Saved data entries
★ ★ ★

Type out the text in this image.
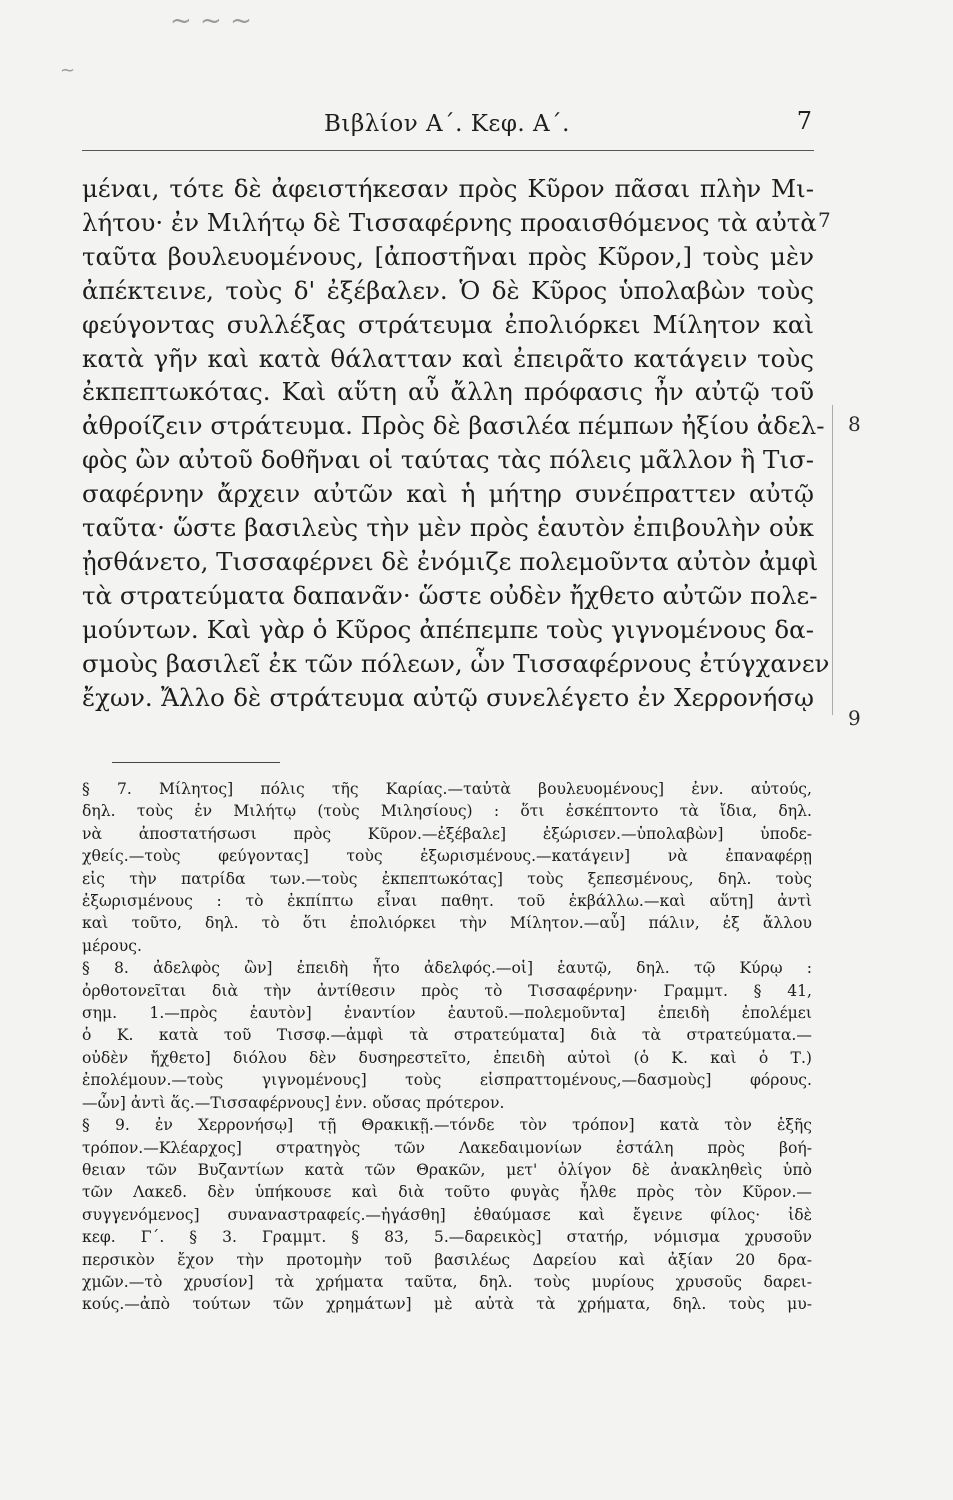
~ ~ ~
~
Βιβλίον Α΄. Κεφ. Α΄.	7
μέναι, τότε δὲ ἀφειστήκεσαν πρὸς Κῦρον πᾶσαι πλὴν Μι-
λήτου· ἐν Μιλήτῳ δὲ Τισσαφέρνης προαισθόμενος τὰ αὐτὰ
ταῦτα βουλευομένους, [ἀποστῆναι πρὸς Κῦρον,] τοὺς μὲν
ἀπέκτεινε, τοὺς δ' ἐξέβαλεν. Ὁ δὲ Κῦρος ὑπολαβὼν τοὺς
φεύγοντας συλλέξας στράτευμα ἐπολιόρκει Μίλητον καὶ
κατὰ γῆν καὶ κατὰ θάλατταν καὶ ἐπειρᾶτο κατάγειν τοὺς
ἐκπεπτωκότας. Καὶ αὕτη αὖ ἄλλη πρόφασις ἦν αὐτῷ τοῦ
ἀθροίζειν στράτευμα. Πρὸς δὲ βασιλέα πέμπων ἠξίου ἀδελ-
φὸς ὢν αὐτοῦ δοθῆναι οἱ ταύτας τὰς πόλεις μᾶλλον ἢ Τισ-
σαφέρνην ἄρχειν αὐτῶν καὶ ἡ μήτηρ συνέπραττεν αὐτῷ
ταῦτα· ὥστε βασιλεὺς τὴν μὲν πρὸς ἑαυτὸν ἐπιβουλὴν οὐκ
ᾐσθάνετο, Τισσαφέρνει δὲ ἐνόμιζε πολεμοῦντα αὐτὸν ἀμφὶ
τὰ στρατεύματα δαπανᾶν· ὥστε οὐδὲν ἤχθετο αὐτῶν πολε-
μούντων. Καὶ γὰρ ὁ Κῦρος ἀπέπεμπε τοὺς γιγνομένους δα-
σμοὺς βασιλεῖ ἐκ τῶν πόλεων, ὧν Τισσαφέρνους ἐτύγχανεν
ἔχων. Ἄλλο δὲ στράτευμα αὐτῷ συνελέγετο ἐν Χερρονήσῳ
7
8
9
§ 7. Μίλητος] πόλις τῆς Καρίας.—ταὐτὰ βουλευομένους] ἐνν. αὐτούς,
δηλ. τοὺς ἐν Μιλήτῳ (τοὺς Μιλησίους) : ὅτι ἐσκέπτοντο τὰ ἴδια, δηλ.
νὰ ἀποστατήσωσι πρὸς Κῦρον.—ἐξέβαλε] ἐξώρισεν.—ὑπολαβὼν] ὑποδε-
χθείς.—τοὺς φεύγοντας] τοὺς ἐξωρισμένους.—κατάγειν] νὰ ἐπαναφέρῃ
εἰς τὴν πατρίδα των.—τοὺς ἐκπεπτωκότας] τοὺς ξεπεσμένους, δηλ. τοὺς
ἐξωρισμένους : τὸ ἐκπίπτω εἶναι παθητ. τοῦ ἐκβάλλω.—καὶ αὕτη] ἀντὶ
καὶ τοῦτο, δηλ. τὸ ὅτι ἐπολιόρκει τὴν Μίλητον.—αὖ] πάλιν, ἐξ ἄλλου
μέρους.
§ 8. ἀδελφὸς ὢν] ἐπειδὴ ἦτο ἀδελφός.—οἱ] ἑαυτῷ, δηλ. τῷ Κύρῳ :
ὀρθοτονεῖται διὰ τὴν ἀντίθεσιν πρὸς τὸ Τισσαφέρνην· Γραμμτ. § 41,
σημ. 1.—πρὸς ἑαυτὸν] ἐναντίον ἑαυτοῦ.—πολεμοῦντα] ἐπειδὴ ἐπολέμει
ὁ Κ. κατὰ τοῦ Τισσφ.—ἀμφὶ τὰ στρατεύματα] διὰ τὰ στρατεύματα.—
οὐδὲν ἤχθετο] διόλου δὲν δυσηρεστεῖτο, ἐπειδὴ αὐτοὶ (ὁ Κ. καὶ ὁ Τ.)
ἐπολέμουν.—τοὺς γιγνομένους] τοὺς εἰσπραττομένους,—δασμοὺς] φόρους.
—ὧν] ἀντὶ ἅς.—Τισσαφέρνους] ἐνν. οὔσας πρότερον.
§ 9. ἐν Χερρονήσῳ] τῇ Θρακικῇ.—τόνδε τὸν τρόπον] κατὰ τὸν ἑξῆς
τρόπον.—Κλέαρχος] στρατηγὸς τῶν Λακεδαιμονίων ἐστάλη πρὸς βοή-
θειαν τῶν Βυζαντίων κατὰ τῶν Θρακῶν, μετ' ὀλίγον δὲ ἀνακληθεὶς ὑπὸ
τῶν Λακεδ. δὲν ὑπήκουσε καὶ διὰ τοῦτο φυγὰς ἦλθε πρὸς τὸν Κῦρον.—
συγγενόμενος] συναναστραφείς.—ἠγάσθη] ἐθαύμασε καὶ ἔγεινε φίλος· ἰδὲ
κεφ. Γ΄. § 3. Γραμμτ. § 83, 5.—δαρεικὸς] στατήρ, νόμισμα χρυσοῦν
περσικὸν ἔχον τὴν προτομὴν τοῦ βασιλέως Δαρείου καὶ ἀξίαν 20 δρα-
χμῶν.—τὸ χρυσίον] τὰ χρήματα ταῦτα, δηλ. τοὺς μυρίους χρυσοῦς δαρει-
κούς.—ἀπὸ τούτων τῶν χρημάτων] μὲ αὐτὰ τὰ χρήματα, δηλ. τοὺς μυ-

★ ★ ★

- Instruction: Only a number is wanted: how many lines of the material above hold "φεύγοντας"?

- Result of this task: 2